◆ WORK INSTRUCTIONS: Find the lines with "regressing" in them and copy them out.
━━━ ENTRIES SUPPLIED
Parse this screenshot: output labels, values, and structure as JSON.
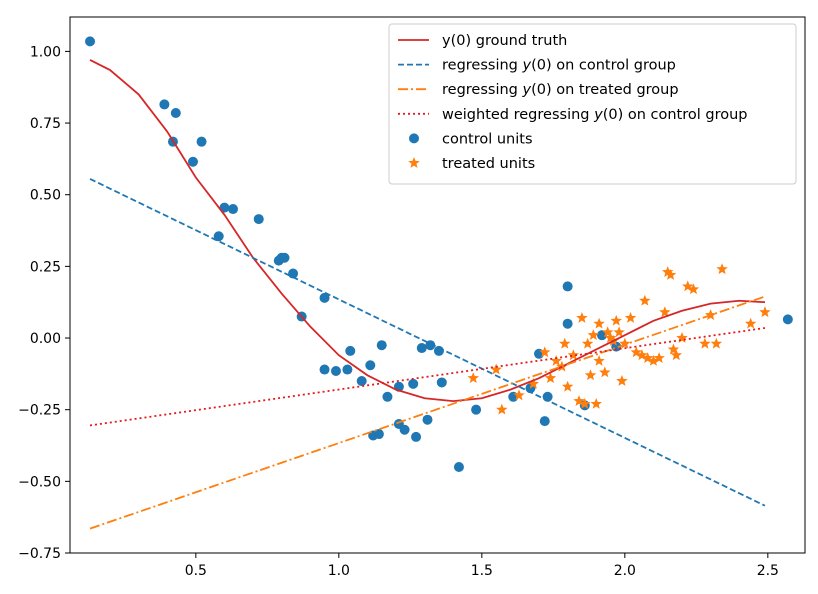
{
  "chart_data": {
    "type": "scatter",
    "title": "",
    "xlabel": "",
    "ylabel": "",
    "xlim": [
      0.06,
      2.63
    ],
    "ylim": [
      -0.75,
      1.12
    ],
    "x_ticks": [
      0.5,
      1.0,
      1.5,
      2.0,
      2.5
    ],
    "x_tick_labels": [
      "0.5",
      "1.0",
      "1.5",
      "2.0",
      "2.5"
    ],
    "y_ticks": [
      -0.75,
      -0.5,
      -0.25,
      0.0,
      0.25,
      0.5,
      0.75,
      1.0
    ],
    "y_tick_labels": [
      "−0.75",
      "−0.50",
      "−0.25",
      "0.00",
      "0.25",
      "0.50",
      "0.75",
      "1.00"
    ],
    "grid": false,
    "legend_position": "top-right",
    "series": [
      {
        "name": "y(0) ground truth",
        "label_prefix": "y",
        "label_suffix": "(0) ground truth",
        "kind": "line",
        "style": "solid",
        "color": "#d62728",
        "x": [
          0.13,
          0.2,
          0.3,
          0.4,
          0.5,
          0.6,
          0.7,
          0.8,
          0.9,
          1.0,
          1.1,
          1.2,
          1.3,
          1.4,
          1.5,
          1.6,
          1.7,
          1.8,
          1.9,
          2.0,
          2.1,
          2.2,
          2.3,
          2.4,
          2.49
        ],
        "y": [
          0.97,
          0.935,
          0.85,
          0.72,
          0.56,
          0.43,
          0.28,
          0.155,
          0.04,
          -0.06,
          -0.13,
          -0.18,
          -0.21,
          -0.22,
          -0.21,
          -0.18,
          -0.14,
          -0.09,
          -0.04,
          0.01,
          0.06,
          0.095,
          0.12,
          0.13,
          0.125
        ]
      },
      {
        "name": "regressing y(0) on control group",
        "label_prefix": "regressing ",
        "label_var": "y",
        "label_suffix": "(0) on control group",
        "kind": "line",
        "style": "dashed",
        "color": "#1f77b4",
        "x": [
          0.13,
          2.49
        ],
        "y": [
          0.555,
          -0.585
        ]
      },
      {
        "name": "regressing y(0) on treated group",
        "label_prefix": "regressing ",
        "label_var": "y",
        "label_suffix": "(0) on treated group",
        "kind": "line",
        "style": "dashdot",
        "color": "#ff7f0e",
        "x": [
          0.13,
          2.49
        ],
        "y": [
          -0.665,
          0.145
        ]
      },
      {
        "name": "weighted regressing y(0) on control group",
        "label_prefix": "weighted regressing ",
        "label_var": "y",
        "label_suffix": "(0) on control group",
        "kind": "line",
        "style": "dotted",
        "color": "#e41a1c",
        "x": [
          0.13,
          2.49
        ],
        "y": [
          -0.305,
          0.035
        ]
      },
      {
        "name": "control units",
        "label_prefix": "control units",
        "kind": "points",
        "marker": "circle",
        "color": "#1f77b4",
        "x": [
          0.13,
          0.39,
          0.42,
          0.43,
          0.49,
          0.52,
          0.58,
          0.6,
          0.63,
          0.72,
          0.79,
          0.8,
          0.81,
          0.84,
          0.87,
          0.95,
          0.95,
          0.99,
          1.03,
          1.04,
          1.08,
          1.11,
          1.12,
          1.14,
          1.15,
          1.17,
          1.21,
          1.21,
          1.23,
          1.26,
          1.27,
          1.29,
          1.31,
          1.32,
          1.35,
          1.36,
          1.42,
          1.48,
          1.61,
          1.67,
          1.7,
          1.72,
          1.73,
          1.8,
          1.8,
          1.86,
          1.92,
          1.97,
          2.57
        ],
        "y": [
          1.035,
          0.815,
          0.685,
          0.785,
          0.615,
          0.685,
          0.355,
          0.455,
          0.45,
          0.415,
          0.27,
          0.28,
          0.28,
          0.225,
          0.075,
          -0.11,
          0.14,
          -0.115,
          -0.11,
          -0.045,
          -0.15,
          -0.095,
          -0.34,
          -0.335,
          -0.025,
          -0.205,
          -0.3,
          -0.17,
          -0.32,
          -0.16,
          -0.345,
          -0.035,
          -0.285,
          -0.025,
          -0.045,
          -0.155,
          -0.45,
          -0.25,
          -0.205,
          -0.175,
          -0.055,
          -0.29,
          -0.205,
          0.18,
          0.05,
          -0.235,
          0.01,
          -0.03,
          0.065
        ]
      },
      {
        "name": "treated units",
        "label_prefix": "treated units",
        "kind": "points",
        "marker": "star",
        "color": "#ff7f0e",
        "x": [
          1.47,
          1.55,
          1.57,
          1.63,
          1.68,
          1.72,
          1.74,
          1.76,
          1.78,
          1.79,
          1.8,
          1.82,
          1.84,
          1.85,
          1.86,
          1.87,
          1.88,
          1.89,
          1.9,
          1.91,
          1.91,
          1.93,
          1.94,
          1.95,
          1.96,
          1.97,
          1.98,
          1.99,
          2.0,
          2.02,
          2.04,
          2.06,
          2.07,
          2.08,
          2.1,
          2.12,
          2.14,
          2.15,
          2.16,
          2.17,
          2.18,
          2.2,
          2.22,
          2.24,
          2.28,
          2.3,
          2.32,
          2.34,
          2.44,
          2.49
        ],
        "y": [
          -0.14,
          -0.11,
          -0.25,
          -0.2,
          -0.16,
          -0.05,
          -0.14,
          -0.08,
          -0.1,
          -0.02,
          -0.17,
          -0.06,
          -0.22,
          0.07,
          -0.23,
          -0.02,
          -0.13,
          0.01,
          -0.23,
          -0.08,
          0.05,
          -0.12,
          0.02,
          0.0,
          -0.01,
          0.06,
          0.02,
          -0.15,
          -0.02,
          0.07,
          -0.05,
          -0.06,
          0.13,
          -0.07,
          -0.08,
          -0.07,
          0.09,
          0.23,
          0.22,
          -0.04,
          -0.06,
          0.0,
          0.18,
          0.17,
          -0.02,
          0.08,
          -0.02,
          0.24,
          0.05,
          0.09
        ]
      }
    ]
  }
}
━━━━━━
◆ THE OUTPUT:
        "name": "regressing y(0) on control group",
        "label_prefix": "regressing ",
        "name": "regressing y(0) on treated group",
        "label_prefix": "regressing ",
        "name": "weighted regressing y(0) on control group",
        "label_prefix": "weighted regressing ",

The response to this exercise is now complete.